▸ THE PROBLEM:
Leave out the pictures, then reproduce the rest of the material exactly.

Data records
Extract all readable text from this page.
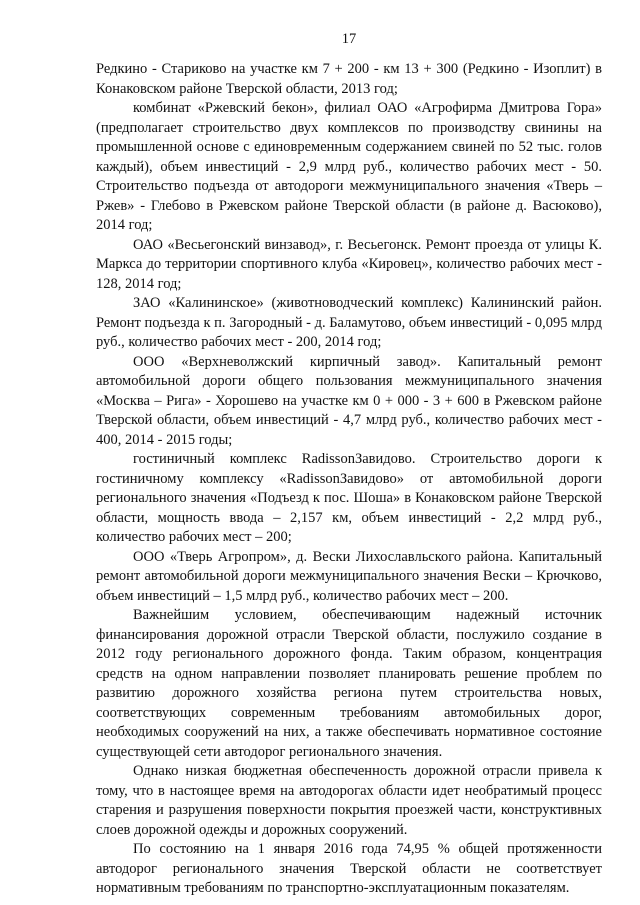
17

Редкино - Стариково на участке км 7 + 200 - км 13 + 300 (Редкино - Изоплит) в Конаковском районе Тверской области, 2013 год;

комбинат «Ржевский бекон», филиал ОАО «Агрофирма Дмитрова Гора» (предполагает строительство двух комплексов по производству свинины на промышленной основе с единовременным содержанием свиней по 52 тыс. голов каждый), объем инвестиций - 2,9 млрд руб., количество рабочих мест - 50. Строительство подъезда от автодороги межмуниципального значения «Тверь – Ржев» - Глебово в Ржевском районе Тверской области (в районе д. Васюково), 2014 год;

ОАО «Весьегонский винзавод», г. Весьегонск. Ремонт проезда от улицы К. Маркса до территории спортивного клуба «Кировец», количество рабочих мест - 128, 2014 год;

ЗАО «Калининское» (животноводческий комплекс) Калининский район. Ремонт подъезда к п. Загородный - д. Баламутово, объем инвестиций - 0,095 млрд руб., количество рабочих мест - 200, 2014 год;

ООО «Верхневолжский кирпичный завод». Капитальный ремонт автомобильной дороги общего пользования межмуниципального значения «Москва – Рига» - Хорошево на участке км 0 + 000 - 3 + 600 в Ржевском районе Тверской области, объем инвестиций - 4,7 млрд руб., количество рабочих мест - 400, 2014 - 2015 годы;

гостиничный комплекс RadissonЗавидово. Строительство дороги к гостиничному комплексу «RadissonЗавидово» от автомобильной дороги регионального значения «Подъезд к пос. Шоша» в Конаковском районе Тверской области, мощность ввода – 2,157 км, объем инвестиций - 2,2 млрд руб., количество рабочих мест – 200;

ООО «Тверь Агропром», д. Вески Лихославльского района. Капитальный ремонт автомобильной дороги межмуниципального значения Вески – Крючково, объем инвестиций – 1,5 млрд руб., количество рабочих мест – 200.

Важнейшим условием, обеспечивающим надежный источник финансирования дорожной отрасли Тверской области, послужило создание в 2012 году регионального дорожного фонда. Таким образом, концентрация средств на одном направлении позволяет планировать решение проблем по развитию дорожного хозяйства региона путем строительства новых, соответствующих современным требованиям автомобильных дорог, необходимых сооружений на них, а также обеспечивать нормативное состояние существующей сети автодорог регионального значения.

Однако низкая бюджетная обеспеченность дорожной отрасли привела к тому, что в настоящее время на автодорогах области идет необратимый процесс старения и разрушения поверхности покрытия проезжей части, конструктивных слоев дорожной одежды и дорожных сооружений.

По состоянию на 1 января 2016 года 74,95 % общей протяженности автодорог регионального значения Тверской области не соответствует нормативным требованиям по транспортно-эксплуатационным показателям.
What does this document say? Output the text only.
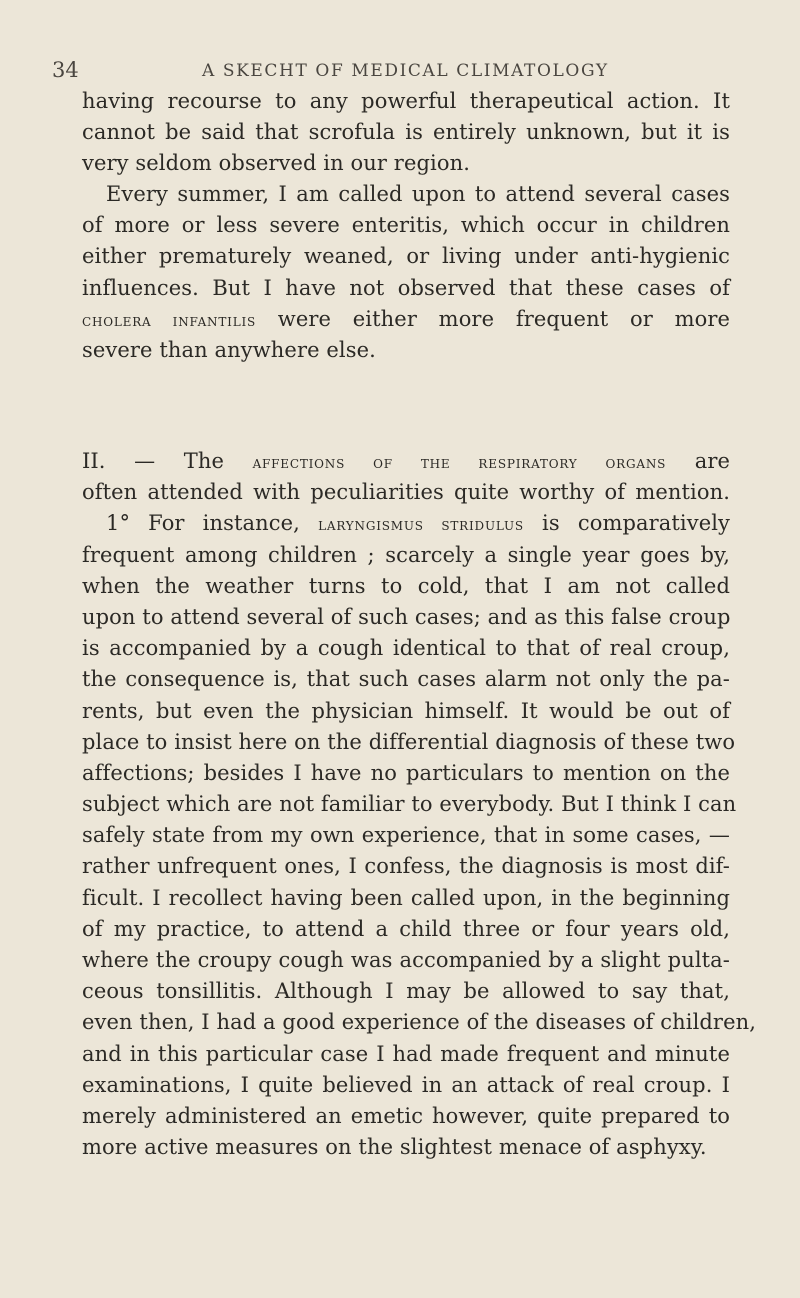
34	A SKECHT OF MEDICAL CLIMATOLOGY
having recourse to any powerful therapeutical action. It
cannot be said that scrofula is entirely unknown, but it is
very seldom observed in our region.
Every summer, I am called upon to attend several cases
of more or less severe enteritis, which occur in children
either prematurely weaned, or living under anti-hygienic
influences. But I have not observed that these cases of
cholera infantilis were either more frequent or more
severe than anywhere else.
II. — The affections of the respiratory organs are
often attended with peculiarities quite worthy of mention.
1° For instance, laryngismus stridulus is comparatively
frequent among children ; scarcely a single year goes by,
when the weather turns to cold, that I am not called
upon to attend several of such cases; and as this false croup
is accompanied by a cough identical to that of real croup,
the consequence is, that such cases alarm not only the pa-
rents, but even the physician himself. It would be out of
place to insist here on the differential diagnosis of these two
affections; besides I have no particulars to mention on the
subject which are not familiar to everybody. But I think I can
safely state from my own experience, that in some cases, —
rather unfrequent ones, I confess, the diagnosis is most dif-
ficult. I recollect having been called upon, in the beginning
of my practice, to attend a child three or four years old,
where the croupy cough was accompanied by a slight pulta-
ceous tonsillitis. Although I may be allowed to say that,
even then, I had a good experience of the diseases of children,
and in this particular case I had made frequent and minute
examinations, I quite believed in an attack of real croup. I
merely administered an emetic however, quite prepared to
more active measures on the slightest menace of asphyxy.
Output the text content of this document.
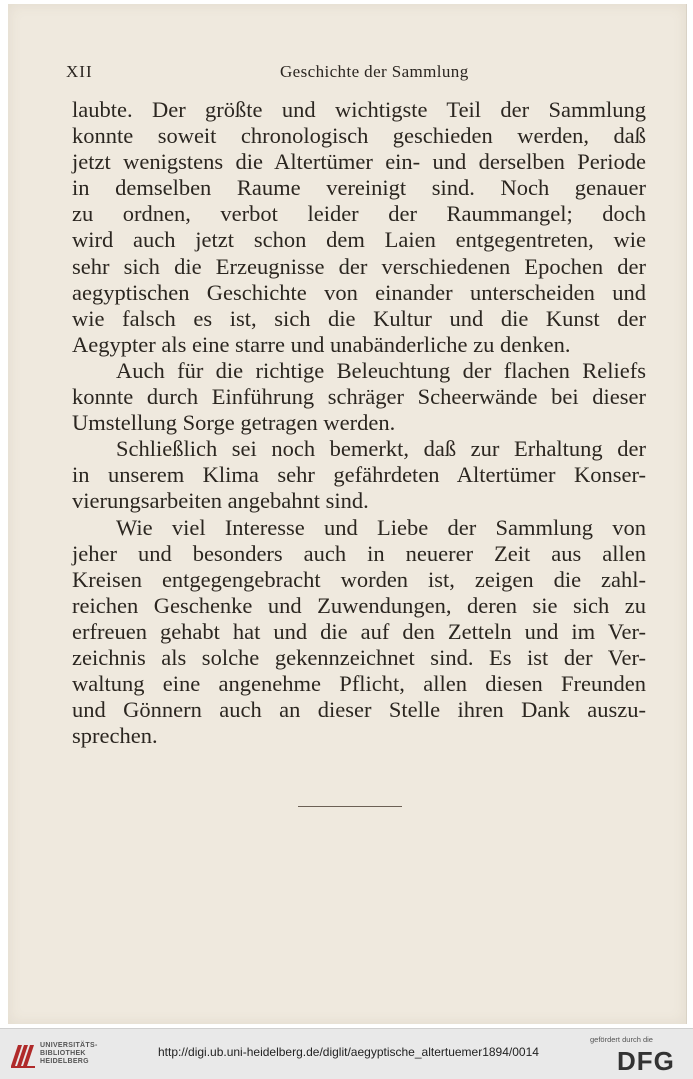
XII	Geschichte der Sammlung
laubte. Der größte und wichtigste Teil der Sammlung
konnte soweit chronologisch geschieden werden, daß
jetzt wenigstens die Altertümer ein- und derselben Periode
in demselben Raume vereinigt sind. Noch genauer
zu ordnen, verbot leider der Raummangel; doch
wird auch jetzt schon dem Laien entgegentreten, wie
sehr sich die Erzeugnisse der verschiedenen Epochen der
aegyptischen Geschichte von einander unterscheiden und
wie falsch es ist, sich die Kultur und die Kunst der
Aegypter als eine starre und unabänderliche zu denken.
Auch für die richtige Beleuchtung der flachen Reliefs
konnte durch Einführung schräger Scheerwände bei dieser
Umstellung Sorge getragen werden.
Schließlich sei noch bemerkt, daß zur Erhaltung der
in unserem Klima sehr gefährdeten Altertümer Konser-
vierungsarbeiten angebahnt sind.
Wie viel Interesse und Liebe der Sammlung von
jeher und besonders auch in neuerer Zeit aus allen
Kreisen entgegengebracht worden ist, zeigen die zahl-
reichen Geschenke und Zuwendungen, deren sie sich zu
erfreuen gehabt hat und die auf den Zetteln und im Ver-
zeichnis als solche gekennzeichnet sind. Es ist der Ver-
waltung eine angenehme Pflicht, allen diesen Freunden
und Gönnern auch an dieser Stelle ihren Dank auszu-
sprechen.
UNIVERSITÄTS-
BIBLIOTHEK
HEIDELBERG
http://digi.ub.uni-heidelberg.de/diglit/aegyptische_altertuemer1894/0014
gefördert durch die
DFG
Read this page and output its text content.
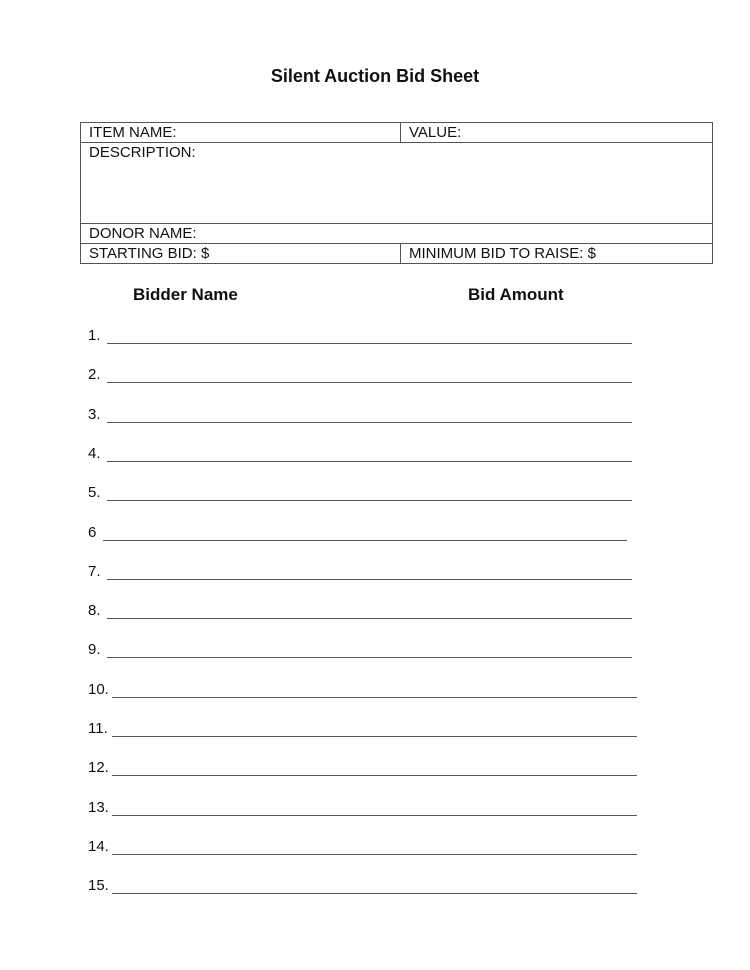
Silent Auction Bid Sheet
ITEM NAME:	VALUE:
DESCRIPTION:	
DONOR NAME:	
STARTING BID: $	MINIMUM BID TO RAISE: $
Bidder Name	Bid Amount
1.
2.
3.
4.
5.
6
7.
8.
9.
10.
11.
12.
13.
14.
15.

▸ WORKED ANSWER:
Extract all readable text from this page.
17

Редкино - Стариково на участке км 7 + 200 - км 13 + 300 (Редкино - Изоплит) в Конаковском районе Тверской области, 2013 год;

комбинат «Ржевский бекон», филиал ОАО «Агрофирма Дмитрова Гора» (предполагает строительство двух комплексов по производству свинины на промышленной основе с единовременным содержанием свиней по 52 тыс. голов каждый), объем инвестиций - 2,9 млрд руб., количество рабочих мест - 50. Строительство подъезда от автодороги межмуниципального значения «Тверь – Ржев» - Глебово в Ржевском районе Тверской области (в районе д. Васюково), 2014 год;

ОАО «Весьегонский винзавод», г. Весьегонск. Ремонт проезда от улицы К. Маркса до территории спортивного клуба «Кировец», количество рабочих мест - 128, 2014 год;

ЗАО «Калининское» (животноводческий комплекс) Калининский район. Ремонт подъезда к п. Загородный - д. Баламутово, объем инвестиций - 0,095 млрд руб., количество рабочих мест - 200, 2014 год;

ООО «Верхневолжский кирпичный завод». Капитальный ремонт автомобильной дороги общего пользования межмуниципального значения «Москва – Рига» - Хорошево на участке км 0 + 000 - 3 + 600 в Ржевском районе Тверской области, объем инвестиций - 4,7 млрд руб., количество рабочих мест - 400, 2014 - 2015 годы;

гостиничный комплекс RadissonЗавидово. Строительство дороги к гостиничному комплексу «RadissonЗавидово» от автомобильной дороги регионального значения «Подъезд к пос. Шоша» в Конаковском районе Тверской области, мощность ввода – 2,157 км, объем инвестиций - 2,2 млрд руб., количество рабочих мест – 200;

ООО «Тверь Агропром», д. Вески Лихославльского района. Капитальный ремонт автомобильной дороги межмуниципального значения Вески – Крючково, объем инвестиций – 1,5 млрд руб., количество рабочих мест – 200.

Важнейшим условием, обеспечивающим надежный источник финансирования дорожной отрасли Тверской области, послужило создание в 2012 году регионального дорожного фонда. Таким образом, концентрация средств на одном направлении позволяет планировать решение проблем по развитию дорожного хозяйства региона путем строительства новых, соответствующих современным требованиям автомобильных дорог, необходимых сооружений на них, а также обеспечивать нормативное состояние существующей сети автодорог регионального значения.

Однако низкая бюджетная обеспеченность дорожной отрасли привела к тому, что в настоящее время на автодорогах области идет необратимый процесс старения и разрушения поверхности покрытия проезжей части, конструктивных слоев дорожной одежды и дорожных сооружений.

По состоянию на 1 января 2016 года 74,95 % общей протяженности автодорог регионального значения Тверской области не соответствует нормативным требованиям по транспортно-эксплуатационным показателям.
What does this document say? Output the text only.
34	A SKECHT OF MEDICAL CLIMATOLOGY
having recourse to any powerful therapeutical action. It
cannot be said that scrofula is entirely unknown, but it is
very seldom observed in our region.
Every summer, I am called upon to attend several cases
of more or less severe enteritis, which occur in children
either prematurely weaned, or living under anti-hygienic
influences. But I have not observed that these cases of
cholera infantilis were either more frequent or more
severe than anywhere else.
II. — The affections of the respiratory organs are
often attended with peculiarities quite worthy of mention.
1° For instance, laryngismus stridulus is comparatively
frequent among children ; scarcely a single year goes by,
when the weather turns to cold, that I am not called
upon to attend several of such cases; and as this false croup
is accompanied by a cough identical to that of real croup,
the consequence is, that such cases alarm not only the pa-
rents, but even the physician himself. It would be out of
place to insist here on the differential diagnosis of these two
affections; besides I have no particulars to mention on the
subject which are not familiar to everybody. But I think I can
safely state from my own experience, that in some cases, —
rather unfrequent ones, I confess, the diagnosis is most dif-
ficult. I recollect having been called upon, in the beginning
of my practice, to attend a child three or four years old,
where the croupy cough was accompanied by a slight pulta-
ceous tonsillitis. Although I may be allowed to say that,
even then, I had a good experience of the diseases of children,
and in this particular case I had made frequent and minute
examinations, I quite believed in an attack of real croup. I
merely administered an emetic however, quite prepared to
more active measures on the slightest menace of asphyxy.
Output the text content of this document.
XII	Geschichte der Sammlung
laubte. Der größte und wichtigste Teil der Sammlung
konnte soweit chronologisch geschieden werden, daß
jetzt wenigstens die Altertümer ein- und derselben Periode
in demselben Raume vereinigt sind. Noch genauer
zu ordnen, verbot leider der Raummangel; doch
wird auch jetzt schon dem Laien entgegentreten, wie
sehr sich die Erzeugnisse der verschiedenen Epochen der
aegyptischen Geschichte von einander unterscheiden und
wie falsch es ist, sich die Kultur und die Kunst der
Aegypter als eine starre und unabänderliche zu denken.
Auch für die richtige Beleuchtung der flachen Reliefs
konnte durch Einführung schräger Scheerwände bei dieser
Umstellung Sorge getragen werden.
Schließlich sei noch bemerkt, daß zur Erhaltung der
in unserem Klima sehr gefährdeten Altertümer Konser-
vierungsarbeiten angebahnt sind.
Wie viel Interesse und Liebe der Sammlung von
jeher und besonders auch in neuerer Zeit aus allen
Kreisen entgegengebracht worden ist, zeigen die zahl-
reichen Geschenke und Zuwendungen, deren sie sich zu
erfreuen gehabt hat und die auf den Zetteln und im Ver-
zeichnis als solche gekennzeichnet sind. Es ist der Ver-
waltung eine angenehme Pflicht, allen diesen Freunden
und Gönnern auch an dieser Stelle ihren Dank auszu-
sprechen.
UNIVERSITÄTS-
BIBLIOTHEK
HEIDELBERG
http://digi.ub.uni-heidelberg.de/diglit/aegyptische_altertuemer1894/0014
gefördert durch die
DFG
Read this page and output its text content.
Silent Auction Bid Sheet
ITEM NAME:	VALUE:
DESCRIPTION:	
DONOR NAME:	
STARTING BID: $	MINIMUM BID TO RAISE: $
Bidder Name	Bid Amount
1.
2.
3.
4.
5.
6
7.
8.
9.
10.
11.
12.
13.
14.
15.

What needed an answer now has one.